→ DO THIS:
In the material below, list every line carrying the string "bottom".

→ THE INPUT:
******

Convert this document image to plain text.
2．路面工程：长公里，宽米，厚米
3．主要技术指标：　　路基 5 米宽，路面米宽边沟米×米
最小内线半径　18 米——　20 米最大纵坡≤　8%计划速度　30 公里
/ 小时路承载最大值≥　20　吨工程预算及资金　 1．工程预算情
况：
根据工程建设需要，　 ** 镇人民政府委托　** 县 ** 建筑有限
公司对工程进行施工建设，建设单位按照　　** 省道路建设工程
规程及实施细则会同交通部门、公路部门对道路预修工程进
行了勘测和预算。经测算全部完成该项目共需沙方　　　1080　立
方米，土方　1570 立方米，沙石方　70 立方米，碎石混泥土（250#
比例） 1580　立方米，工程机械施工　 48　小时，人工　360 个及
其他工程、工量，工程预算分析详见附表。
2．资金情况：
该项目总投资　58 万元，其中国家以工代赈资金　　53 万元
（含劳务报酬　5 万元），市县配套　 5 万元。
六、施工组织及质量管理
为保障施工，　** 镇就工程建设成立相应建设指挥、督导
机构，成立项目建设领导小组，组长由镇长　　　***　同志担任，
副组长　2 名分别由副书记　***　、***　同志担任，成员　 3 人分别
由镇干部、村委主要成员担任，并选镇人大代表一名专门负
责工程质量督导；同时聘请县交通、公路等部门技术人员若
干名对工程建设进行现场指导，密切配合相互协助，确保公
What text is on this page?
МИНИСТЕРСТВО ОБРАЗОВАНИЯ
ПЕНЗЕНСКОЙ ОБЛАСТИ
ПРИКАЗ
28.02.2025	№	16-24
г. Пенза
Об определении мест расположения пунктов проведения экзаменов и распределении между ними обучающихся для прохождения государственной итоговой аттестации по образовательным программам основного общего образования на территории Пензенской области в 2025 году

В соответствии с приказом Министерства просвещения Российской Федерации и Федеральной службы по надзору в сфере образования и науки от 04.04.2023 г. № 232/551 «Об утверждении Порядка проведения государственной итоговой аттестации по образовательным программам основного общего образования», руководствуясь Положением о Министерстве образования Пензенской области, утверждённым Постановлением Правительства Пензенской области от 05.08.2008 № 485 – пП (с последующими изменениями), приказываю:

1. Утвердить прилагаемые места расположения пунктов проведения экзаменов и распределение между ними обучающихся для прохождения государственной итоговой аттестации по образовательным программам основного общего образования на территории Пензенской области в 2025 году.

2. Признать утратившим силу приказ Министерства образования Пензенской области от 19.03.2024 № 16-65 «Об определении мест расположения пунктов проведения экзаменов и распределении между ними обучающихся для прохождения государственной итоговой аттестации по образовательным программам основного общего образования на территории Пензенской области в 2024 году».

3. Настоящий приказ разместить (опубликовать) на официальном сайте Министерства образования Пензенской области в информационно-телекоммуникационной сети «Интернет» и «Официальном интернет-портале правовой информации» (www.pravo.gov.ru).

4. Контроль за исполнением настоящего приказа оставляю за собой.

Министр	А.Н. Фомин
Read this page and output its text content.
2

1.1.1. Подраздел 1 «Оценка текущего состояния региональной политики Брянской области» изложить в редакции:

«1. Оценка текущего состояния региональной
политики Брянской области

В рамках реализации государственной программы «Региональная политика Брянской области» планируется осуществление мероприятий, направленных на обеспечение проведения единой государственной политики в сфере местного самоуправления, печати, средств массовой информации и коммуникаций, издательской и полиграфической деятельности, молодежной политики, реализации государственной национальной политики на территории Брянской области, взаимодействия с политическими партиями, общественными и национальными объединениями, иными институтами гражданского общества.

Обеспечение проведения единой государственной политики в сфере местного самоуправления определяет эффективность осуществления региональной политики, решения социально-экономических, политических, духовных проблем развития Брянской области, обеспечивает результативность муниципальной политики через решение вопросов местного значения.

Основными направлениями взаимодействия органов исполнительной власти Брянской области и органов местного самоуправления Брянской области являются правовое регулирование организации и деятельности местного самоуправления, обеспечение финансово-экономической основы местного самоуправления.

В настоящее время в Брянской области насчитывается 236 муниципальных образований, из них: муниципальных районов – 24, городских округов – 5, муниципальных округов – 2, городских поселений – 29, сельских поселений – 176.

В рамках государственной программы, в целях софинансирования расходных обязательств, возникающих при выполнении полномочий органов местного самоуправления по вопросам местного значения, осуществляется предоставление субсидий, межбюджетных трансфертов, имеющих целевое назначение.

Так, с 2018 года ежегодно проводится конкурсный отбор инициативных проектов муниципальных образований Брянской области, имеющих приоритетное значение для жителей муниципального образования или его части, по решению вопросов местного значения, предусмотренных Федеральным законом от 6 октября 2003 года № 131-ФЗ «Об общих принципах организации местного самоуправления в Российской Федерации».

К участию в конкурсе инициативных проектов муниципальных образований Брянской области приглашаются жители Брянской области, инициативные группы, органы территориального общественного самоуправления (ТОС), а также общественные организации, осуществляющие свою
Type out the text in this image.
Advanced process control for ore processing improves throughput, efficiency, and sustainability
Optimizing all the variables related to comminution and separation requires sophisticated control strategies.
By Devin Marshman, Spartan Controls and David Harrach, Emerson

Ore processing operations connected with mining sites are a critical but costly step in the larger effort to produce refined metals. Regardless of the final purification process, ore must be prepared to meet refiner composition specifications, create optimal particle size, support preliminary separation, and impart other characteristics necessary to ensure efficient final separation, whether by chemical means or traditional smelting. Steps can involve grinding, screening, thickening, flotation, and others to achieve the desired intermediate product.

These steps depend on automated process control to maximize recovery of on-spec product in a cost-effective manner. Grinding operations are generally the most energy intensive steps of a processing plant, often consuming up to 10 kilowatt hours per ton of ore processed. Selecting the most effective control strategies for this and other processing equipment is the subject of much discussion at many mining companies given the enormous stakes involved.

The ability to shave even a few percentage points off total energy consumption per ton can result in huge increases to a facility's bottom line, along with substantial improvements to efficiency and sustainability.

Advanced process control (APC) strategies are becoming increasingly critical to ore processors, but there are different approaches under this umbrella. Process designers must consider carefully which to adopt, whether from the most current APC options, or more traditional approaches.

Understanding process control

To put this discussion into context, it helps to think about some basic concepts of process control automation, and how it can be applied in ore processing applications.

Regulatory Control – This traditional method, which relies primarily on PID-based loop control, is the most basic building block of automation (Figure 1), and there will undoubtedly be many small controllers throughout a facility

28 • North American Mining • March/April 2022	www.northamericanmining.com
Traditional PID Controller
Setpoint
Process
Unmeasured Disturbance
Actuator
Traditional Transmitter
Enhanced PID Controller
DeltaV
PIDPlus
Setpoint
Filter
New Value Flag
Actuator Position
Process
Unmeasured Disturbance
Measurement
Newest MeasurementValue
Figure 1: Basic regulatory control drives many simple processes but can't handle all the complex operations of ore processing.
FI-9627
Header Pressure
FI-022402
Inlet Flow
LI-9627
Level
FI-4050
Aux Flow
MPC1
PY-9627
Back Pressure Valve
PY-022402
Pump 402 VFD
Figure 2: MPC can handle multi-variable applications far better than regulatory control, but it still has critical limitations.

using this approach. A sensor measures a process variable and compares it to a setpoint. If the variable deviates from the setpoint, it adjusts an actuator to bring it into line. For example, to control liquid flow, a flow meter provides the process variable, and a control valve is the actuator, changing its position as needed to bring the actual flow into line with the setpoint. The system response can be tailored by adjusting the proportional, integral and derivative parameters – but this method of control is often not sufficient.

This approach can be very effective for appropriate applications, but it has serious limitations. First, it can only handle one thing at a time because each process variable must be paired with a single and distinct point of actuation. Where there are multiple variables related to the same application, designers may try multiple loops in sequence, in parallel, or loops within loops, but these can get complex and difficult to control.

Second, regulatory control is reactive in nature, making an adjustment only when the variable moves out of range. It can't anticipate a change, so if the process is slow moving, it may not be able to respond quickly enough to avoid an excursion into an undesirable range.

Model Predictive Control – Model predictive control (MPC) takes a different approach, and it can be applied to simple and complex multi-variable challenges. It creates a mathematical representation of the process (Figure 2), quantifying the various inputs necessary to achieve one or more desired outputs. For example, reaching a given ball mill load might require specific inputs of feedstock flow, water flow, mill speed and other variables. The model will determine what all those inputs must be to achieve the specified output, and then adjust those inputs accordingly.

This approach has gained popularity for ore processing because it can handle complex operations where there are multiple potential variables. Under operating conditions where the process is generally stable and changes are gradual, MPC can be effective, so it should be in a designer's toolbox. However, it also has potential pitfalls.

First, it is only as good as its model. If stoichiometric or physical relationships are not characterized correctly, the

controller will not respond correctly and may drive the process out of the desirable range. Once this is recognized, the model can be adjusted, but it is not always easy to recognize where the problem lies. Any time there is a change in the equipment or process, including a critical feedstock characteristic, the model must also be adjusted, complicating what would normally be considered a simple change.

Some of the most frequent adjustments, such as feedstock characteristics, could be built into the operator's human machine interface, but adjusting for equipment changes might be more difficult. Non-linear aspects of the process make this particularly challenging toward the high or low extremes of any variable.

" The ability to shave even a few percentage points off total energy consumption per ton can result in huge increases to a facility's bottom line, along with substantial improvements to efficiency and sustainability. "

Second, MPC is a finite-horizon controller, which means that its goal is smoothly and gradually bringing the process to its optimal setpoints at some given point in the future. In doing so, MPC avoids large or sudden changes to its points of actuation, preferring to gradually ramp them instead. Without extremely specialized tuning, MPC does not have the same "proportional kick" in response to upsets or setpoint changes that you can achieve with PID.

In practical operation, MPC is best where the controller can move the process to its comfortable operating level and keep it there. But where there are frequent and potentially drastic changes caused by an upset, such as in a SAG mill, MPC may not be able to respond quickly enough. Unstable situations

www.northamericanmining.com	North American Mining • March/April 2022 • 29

******

→ OUTPUT FOR THIS TASK:
The ability to shave even a few percentage points off total energy consumption per ton can result in huge increases to a facility's bottom line, along with substantial improvements to efficiency and sustainability.
" The ability to shave even a few percentage points off total energy consumption per ton can result in huge increases to a facility's bottom line, along with substantial improvements to efficiency and sustainability. "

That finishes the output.